---- RAW RECORDS

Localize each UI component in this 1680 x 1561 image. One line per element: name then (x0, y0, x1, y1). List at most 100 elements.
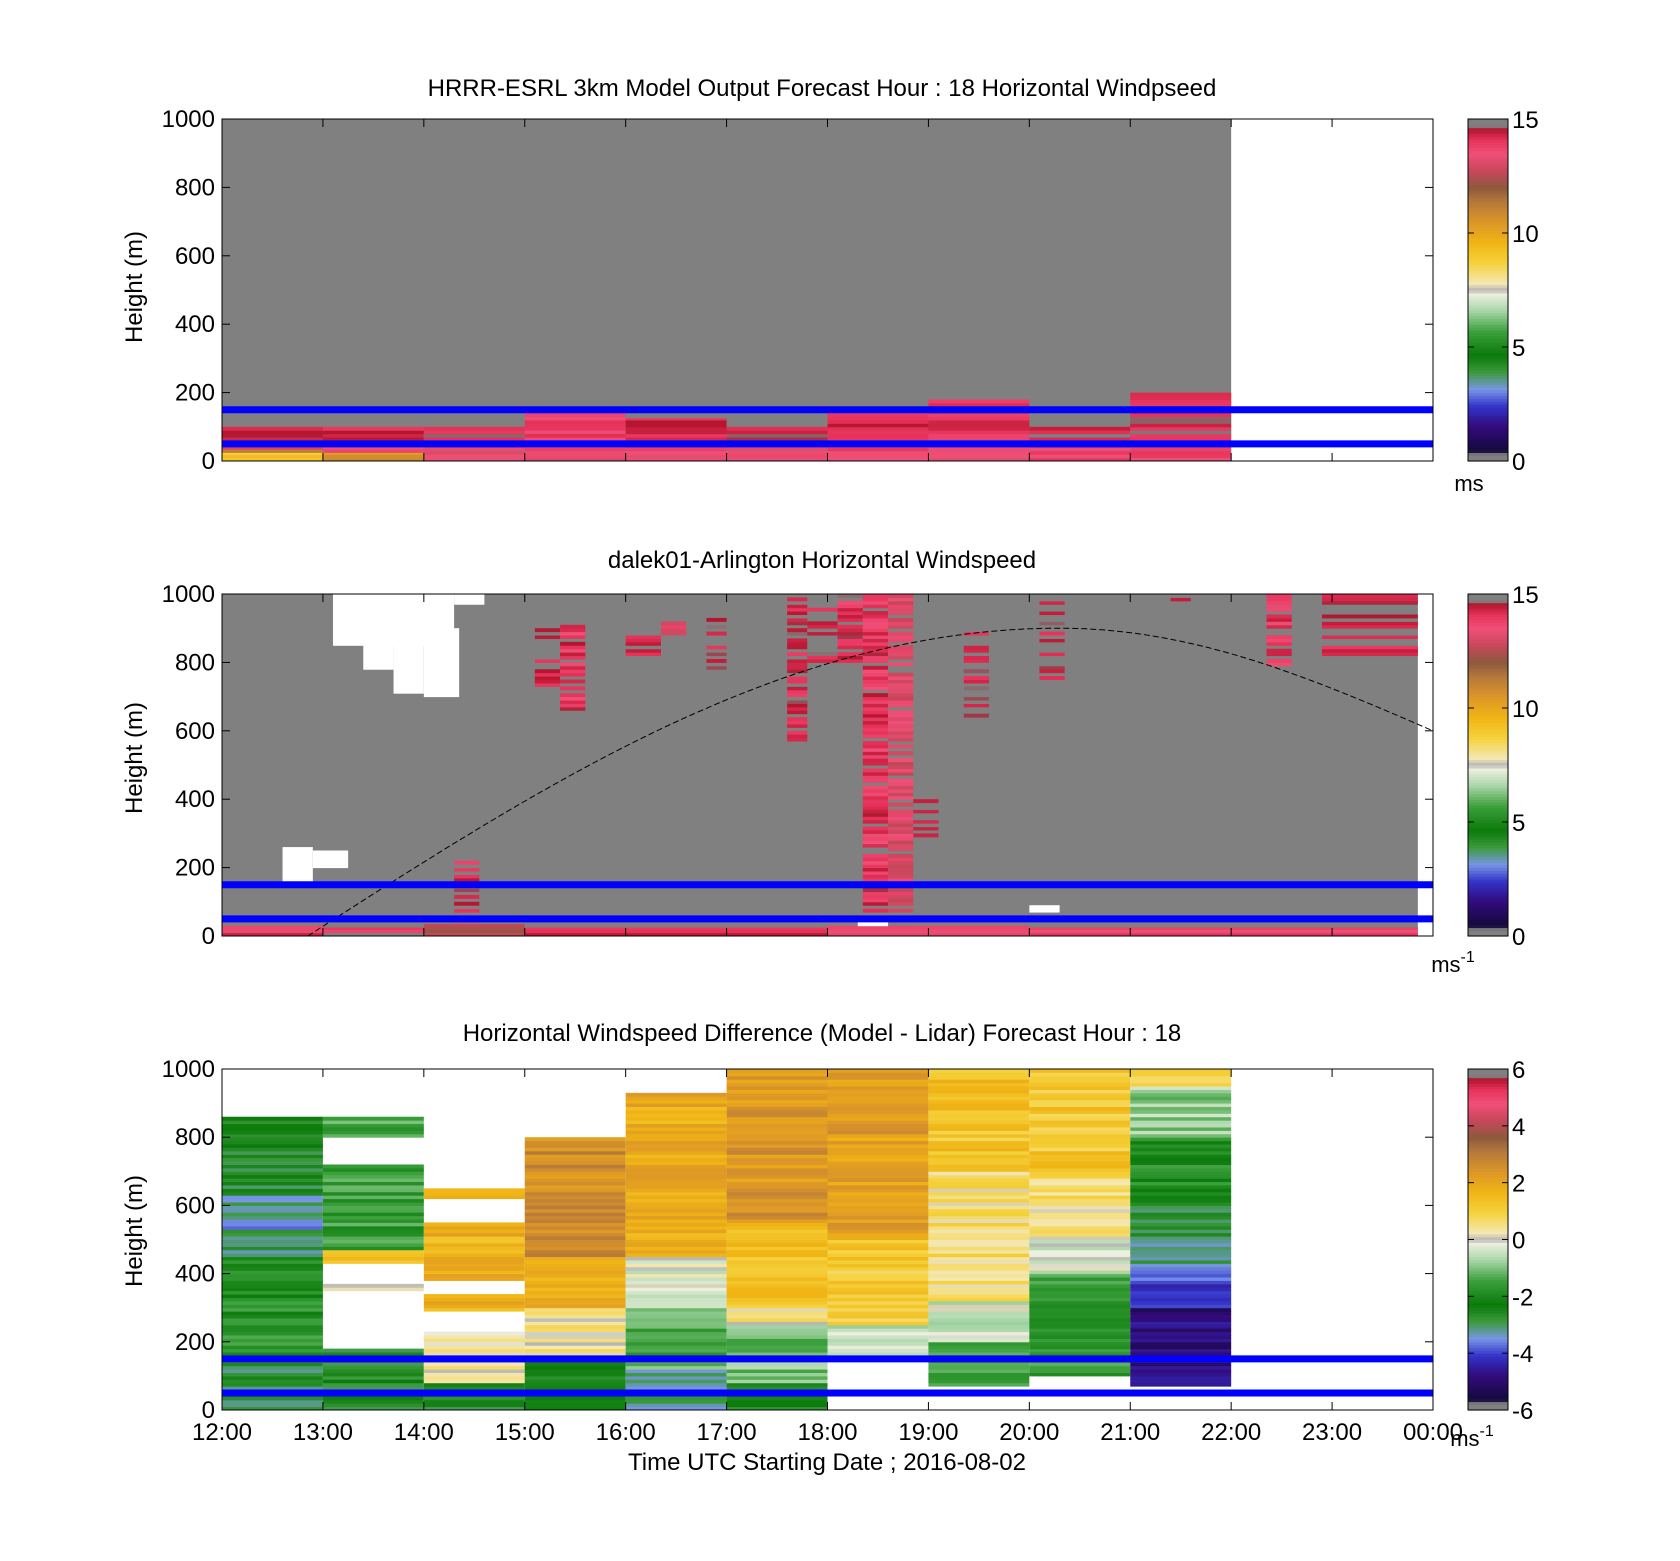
colorbar-swatch (1468, 813, 1508, 817)
heatmap-cell (726, 1164, 828, 1169)
heatmap-cell (625, 1140, 727, 1145)
colorbar-swatch (1468, 235, 1508, 240)
colorbar-swatch (1468, 659, 1508, 663)
heatmap-cell (454, 864, 480, 869)
heatmap-cell (862, 829, 889, 834)
heatmap-cell (726, 1201, 828, 1206)
heatmap-cell (222, 1297, 323, 1302)
colorbar-swatch (1468, 631, 1508, 635)
heatmap-cell (1029, 1191, 1131, 1196)
colorbar-swatch (1468, 747, 1508, 752)
heatmap-cell (1130, 1137, 1232, 1142)
heatmap-cell (928, 1232, 1030, 1237)
heatmap-cell (322, 1212, 424, 1217)
colorbar-swatch (1468, 1094, 1508, 1099)
heatmap-cell (928, 1225, 1030, 1230)
heatmap-cell (827, 1205, 929, 1210)
no-data-patch (363, 645, 394, 670)
heatmap-cell (888, 723, 914, 728)
heatmap-cell (1130, 1130, 1232, 1135)
heatmap-cell (1029, 1113, 1131, 1118)
heatmap-cell (625, 645, 661, 650)
heatmap-cell (928, 1181, 1030, 1186)
heatmap-cell (625, 418, 727, 421)
heatmap-cell (827, 1352, 929, 1356)
colorbar-swatch (1468, 164, 1508, 169)
heatmap-cell (625, 652, 661, 657)
x-tick-label: 15:00 (495, 1419, 555, 1446)
heatmap-cell (726, 1345, 828, 1350)
heatmap-cell (1130, 1232, 1232, 1237)
heatmap-cell (726, 1266, 828, 1271)
colorbar-swatch (1468, 153, 1508, 157)
heatmap-cell (862, 864, 889, 869)
heatmap-cell (625, 1222, 727, 1227)
heatmap-cell (928, 423, 1030, 428)
heatmap-cell (222, 1311, 323, 1316)
heatmap-cell (963, 706, 989, 711)
colorbar-swatch (1468, 1182, 1508, 1187)
heatmap-cell (524, 1140, 626, 1145)
heatmap-cell (222, 1201, 323, 1206)
heatmap-cell (625, 1321, 727, 1326)
heatmap-cell (1130, 1174, 1232, 1179)
heatmap-cell (524, 1375, 626, 1380)
heatmap-cell (625, 1157, 727, 1162)
heatmap-cell (862, 819, 889, 824)
colorbar-swatch (1468, 124, 1508, 129)
heatmap-cell (1130, 426, 1232, 431)
heatmap-cell (1321, 645, 1418, 650)
heatmap-cell (928, 402, 1030, 407)
heatmap-cell (222, 1120, 323, 1125)
heatmap-cell (862, 696, 889, 701)
y-tick-label: 1000 (162, 106, 215, 133)
no-data-patch (1029, 905, 1060, 913)
y-tick-label: 600 (175, 718, 215, 745)
colorbar-swatch (1468, 1134, 1508, 1138)
no-data-patch (423, 628, 460, 698)
heatmap-cell (322, 1242, 424, 1247)
heatmap-cell (928, 1069, 1030, 1073)
colorbar-swatch (1468, 619, 1508, 624)
heatmap-cell (625, 1331, 727, 1336)
heatmap-cell (524, 433, 626, 438)
heatmap-cell (524, 1280, 626, 1285)
colorbar-swatch (1468, 1401, 1508, 1405)
colorbar-swatch (1468, 452, 1508, 456)
heatmap-cell (787, 645, 808, 650)
heatmap-cell (322, 1164, 424, 1169)
heatmap-cell (963, 655, 989, 660)
colorbar-swatch (1468, 762, 1508, 766)
heatmap-cell (862, 594, 889, 598)
heatmap-cell (625, 1304, 727, 1309)
heatmap-cell (1130, 1307, 1232, 1312)
heatmap-cell (322, 1208, 424, 1213)
heatmap-cell (827, 1161, 929, 1165)
colorbar-unit-label: ms-1 (1450, 1423, 1494, 1451)
heatmap-cell (862, 898, 889, 903)
heatmap-cell (1029, 1242, 1131, 1247)
heatmap-cell (1029, 1280, 1131, 1285)
colorbar-swatch (1468, 332, 1508, 337)
heatmap-cell (827, 1120, 929, 1125)
colorbar-swatch (1468, 1256, 1508, 1260)
heatmap-cell (837, 658, 863, 663)
colorbar-swatch (1468, 1122, 1508, 1127)
heatmap-cell (625, 1317, 727, 1322)
colorbar-swatch (1468, 916, 1508, 920)
colorbar-swatch (1468, 150, 1508, 154)
no-data-patch (454, 594, 485, 605)
heatmap-cell (1029, 1334, 1131, 1339)
heatmap-cell (827, 1157, 929, 1162)
colorbar-swatch (1468, 190, 1508, 194)
heatmap-cell (706, 665, 727, 670)
heatmap-cell (827, 1086, 929, 1090)
heatmap-cell (625, 638, 661, 643)
heatmap-cell (1029, 1331, 1131, 1336)
y-tick-label: 0 (202, 448, 215, 475)
heatmap-cell (423, 450, 525, 455)
heatmap-cell (827, 1178, 929, 1183)
heatmap-cell (827, 419, 929, 424)
colorbar-swatch (1468, 1105, 1508, 1110)
heatmap-cell (928, 1297, 1030, 1302)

--------

▶ **THE TASK**
Pull out the records starting at the line that contains "colorbar-swatch (1468, 813, 1508, 817)" and ending at the line that contains "heatmap-cell (928, 423, 1030, 428)", including both of those lines, and reproduce them verbatim.

▶ **EXERCISE RESULT**
colorbar-swatch (1468, 813, 1508, 817)
heatmap-cell (726, 1164, 828, 1169)
heatmap-cell (625, 1140, 727, 1145)
colorbar-swatch (1468, 235, 1508, 240)
colorbar-swatch (1468, 659, 1508, 663)
heatmap-cell (454, 864, 480, 869)
heatmap-cell (862, 829, 889, 834)
heatmap-cell (726, 1201, 828, 1206)
heatmap-cell (222, 1297, 323, 1302)
colorbar-swatch (1468, 631, 1508, 635)
heatmap-cell (1029, 1191, 1131, 1196)
colorbar-swatch (1468, 747, 1508, 752)
heatmap-cell (1130, 1137, 1232, 1142)
heatmap-cell (928, 1232, 1030, 1237)
heatmap-cell (322, 1212, 424, 1217)
colorbar-swatch (1468, 1094, 1508, 1099)
heatmap-cell (928, 1225, 1030, 1230)
heatmap-cell (827, 1205, 929, 1210)
no-data-patch (363, 645, 394, 670)
heatmap-cell (888, 723, 914, 728)
heatmap-cell (1130, 1130, 1232, 1135)
heatmap-cell (1029, 1113, 1131, 1118)
heatmap-cell (625, 645, 661, 650)
heatmap-cell (928, 1181, 1030, 1186)
heatmap-cell (625, 418, 727, 421)
heatmap-cell (827, 1352, 929, 1356)
colorbar-swatch (1468, 164, 1508, 169)
heatmap-cell (625, 652, 661, 657)
x-tick-label: 15:00 (495, 1419, 555, 1446)
heatmap-cell (726, 1345, 828, 1350)
heatmap-cell (1130, 1232, 1232, 1237)
heatmap-cell (726, 1266, 828, 1271)
colorbar-swatch (1468, 153, 1508, 157)
heatmap-cell (862, 864, 889, 869)
heatmap-cell (625, 1222, 727, 1227)
heatmap-cell (928, 423, 1030, 428)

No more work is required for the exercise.